Go through the entries and say how many lines contain the string "this". The number is the whole answer.
==================================================
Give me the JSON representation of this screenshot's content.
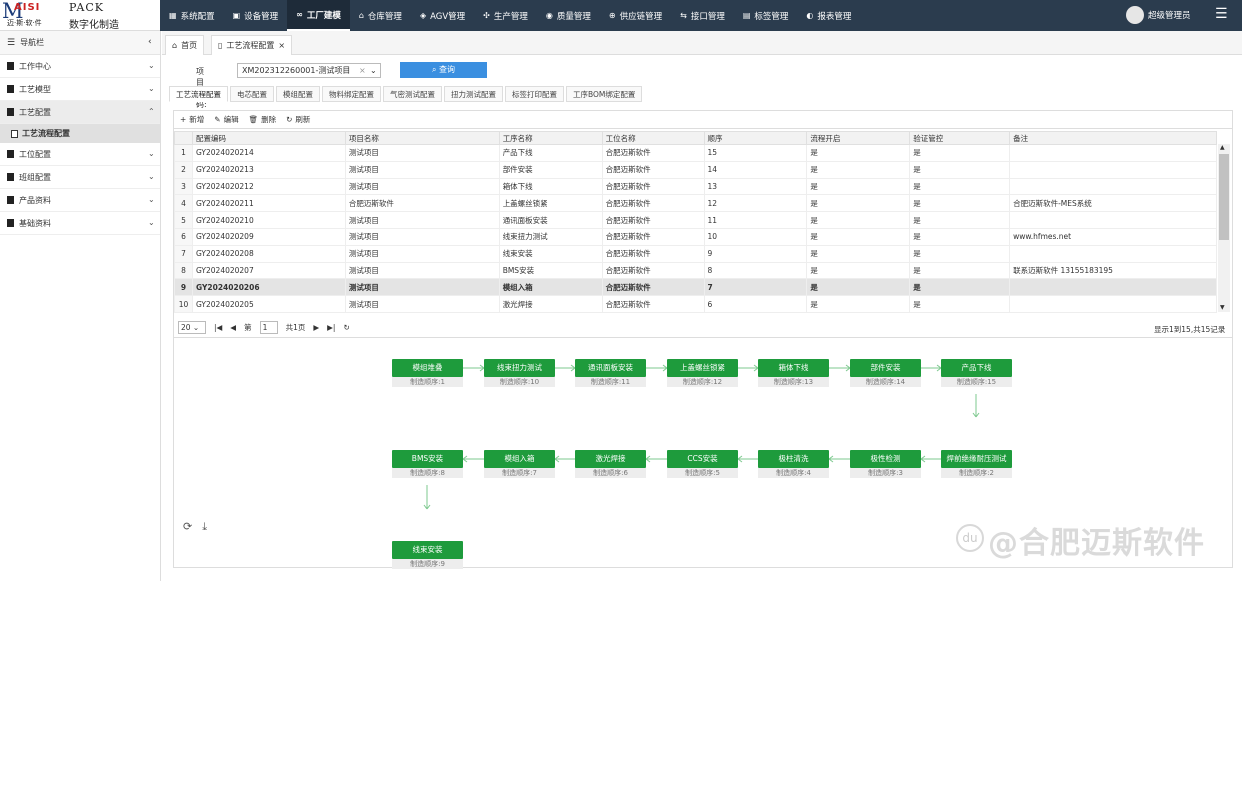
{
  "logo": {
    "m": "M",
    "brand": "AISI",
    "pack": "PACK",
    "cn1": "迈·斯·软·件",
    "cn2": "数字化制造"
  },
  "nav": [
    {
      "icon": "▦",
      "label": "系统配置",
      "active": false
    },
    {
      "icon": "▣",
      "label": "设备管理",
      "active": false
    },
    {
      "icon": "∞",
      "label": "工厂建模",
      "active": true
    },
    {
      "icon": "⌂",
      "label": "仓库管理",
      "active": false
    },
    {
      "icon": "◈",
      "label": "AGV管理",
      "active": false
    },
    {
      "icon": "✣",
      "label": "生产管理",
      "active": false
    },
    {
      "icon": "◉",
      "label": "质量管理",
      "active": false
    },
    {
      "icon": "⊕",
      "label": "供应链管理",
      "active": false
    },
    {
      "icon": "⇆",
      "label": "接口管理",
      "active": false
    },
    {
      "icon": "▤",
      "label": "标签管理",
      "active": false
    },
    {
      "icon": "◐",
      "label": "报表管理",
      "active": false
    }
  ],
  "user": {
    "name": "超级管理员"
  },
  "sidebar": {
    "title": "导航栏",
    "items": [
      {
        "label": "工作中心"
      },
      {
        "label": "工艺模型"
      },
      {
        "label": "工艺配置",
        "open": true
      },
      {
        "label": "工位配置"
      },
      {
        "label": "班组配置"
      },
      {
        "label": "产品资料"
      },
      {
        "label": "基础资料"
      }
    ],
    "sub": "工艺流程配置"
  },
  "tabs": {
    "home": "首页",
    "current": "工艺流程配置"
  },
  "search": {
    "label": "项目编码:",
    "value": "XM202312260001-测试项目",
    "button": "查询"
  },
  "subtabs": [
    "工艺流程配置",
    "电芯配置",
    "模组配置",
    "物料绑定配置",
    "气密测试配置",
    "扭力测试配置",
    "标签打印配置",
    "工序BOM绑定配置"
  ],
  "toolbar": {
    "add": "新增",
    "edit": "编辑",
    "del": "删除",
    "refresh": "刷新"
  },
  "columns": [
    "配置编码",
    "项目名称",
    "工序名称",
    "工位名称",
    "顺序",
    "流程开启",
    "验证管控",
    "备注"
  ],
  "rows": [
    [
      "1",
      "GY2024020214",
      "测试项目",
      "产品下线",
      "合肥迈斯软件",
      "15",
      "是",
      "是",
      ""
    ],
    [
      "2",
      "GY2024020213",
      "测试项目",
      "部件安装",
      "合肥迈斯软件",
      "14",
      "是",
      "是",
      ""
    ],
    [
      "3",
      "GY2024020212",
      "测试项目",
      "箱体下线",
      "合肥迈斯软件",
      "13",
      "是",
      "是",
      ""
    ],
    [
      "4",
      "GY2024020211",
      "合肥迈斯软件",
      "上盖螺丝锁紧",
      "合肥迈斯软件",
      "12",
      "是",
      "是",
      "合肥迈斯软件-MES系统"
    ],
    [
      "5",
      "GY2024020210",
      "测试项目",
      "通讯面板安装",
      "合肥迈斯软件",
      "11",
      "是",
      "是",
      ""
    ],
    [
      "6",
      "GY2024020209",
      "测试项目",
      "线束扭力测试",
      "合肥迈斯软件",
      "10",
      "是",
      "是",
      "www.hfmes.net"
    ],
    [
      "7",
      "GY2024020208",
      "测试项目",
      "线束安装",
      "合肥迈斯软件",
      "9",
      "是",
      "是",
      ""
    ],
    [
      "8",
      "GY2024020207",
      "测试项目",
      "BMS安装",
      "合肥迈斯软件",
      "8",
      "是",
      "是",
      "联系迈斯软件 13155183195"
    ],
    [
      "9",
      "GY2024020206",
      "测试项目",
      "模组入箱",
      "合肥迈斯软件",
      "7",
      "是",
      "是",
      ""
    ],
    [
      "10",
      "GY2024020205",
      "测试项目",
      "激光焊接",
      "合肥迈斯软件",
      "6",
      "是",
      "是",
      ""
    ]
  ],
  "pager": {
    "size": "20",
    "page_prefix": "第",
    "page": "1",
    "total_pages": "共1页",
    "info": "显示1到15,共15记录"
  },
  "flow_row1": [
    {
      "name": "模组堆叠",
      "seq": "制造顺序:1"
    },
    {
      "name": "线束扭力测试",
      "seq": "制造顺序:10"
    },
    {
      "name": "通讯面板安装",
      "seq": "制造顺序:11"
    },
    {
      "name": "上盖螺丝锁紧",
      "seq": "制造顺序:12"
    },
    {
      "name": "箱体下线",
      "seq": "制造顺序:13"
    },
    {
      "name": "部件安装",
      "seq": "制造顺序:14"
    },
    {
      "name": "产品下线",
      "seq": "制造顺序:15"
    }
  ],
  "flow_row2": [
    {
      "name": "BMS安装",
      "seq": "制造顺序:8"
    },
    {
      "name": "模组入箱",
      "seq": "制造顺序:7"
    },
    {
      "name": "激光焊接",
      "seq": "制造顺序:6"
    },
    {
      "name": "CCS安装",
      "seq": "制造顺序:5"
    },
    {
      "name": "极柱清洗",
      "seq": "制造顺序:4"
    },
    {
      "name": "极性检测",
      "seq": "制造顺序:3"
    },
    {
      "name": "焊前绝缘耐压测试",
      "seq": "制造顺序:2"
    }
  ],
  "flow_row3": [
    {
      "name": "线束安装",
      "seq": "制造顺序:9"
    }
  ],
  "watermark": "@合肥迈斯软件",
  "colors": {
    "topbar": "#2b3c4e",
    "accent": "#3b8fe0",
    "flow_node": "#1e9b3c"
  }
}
==================================================
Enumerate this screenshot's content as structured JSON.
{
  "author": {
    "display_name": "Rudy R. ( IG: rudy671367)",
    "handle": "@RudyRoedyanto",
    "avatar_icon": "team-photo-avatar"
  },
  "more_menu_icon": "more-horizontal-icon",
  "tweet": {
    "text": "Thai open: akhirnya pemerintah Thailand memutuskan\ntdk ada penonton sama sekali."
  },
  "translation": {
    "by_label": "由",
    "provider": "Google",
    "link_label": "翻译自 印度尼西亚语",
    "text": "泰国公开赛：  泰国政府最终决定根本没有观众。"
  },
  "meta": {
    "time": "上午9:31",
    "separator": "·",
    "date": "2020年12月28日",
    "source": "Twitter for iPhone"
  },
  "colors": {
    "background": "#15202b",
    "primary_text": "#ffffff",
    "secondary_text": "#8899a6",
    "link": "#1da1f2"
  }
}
==================================================
ANSWER BELOW
2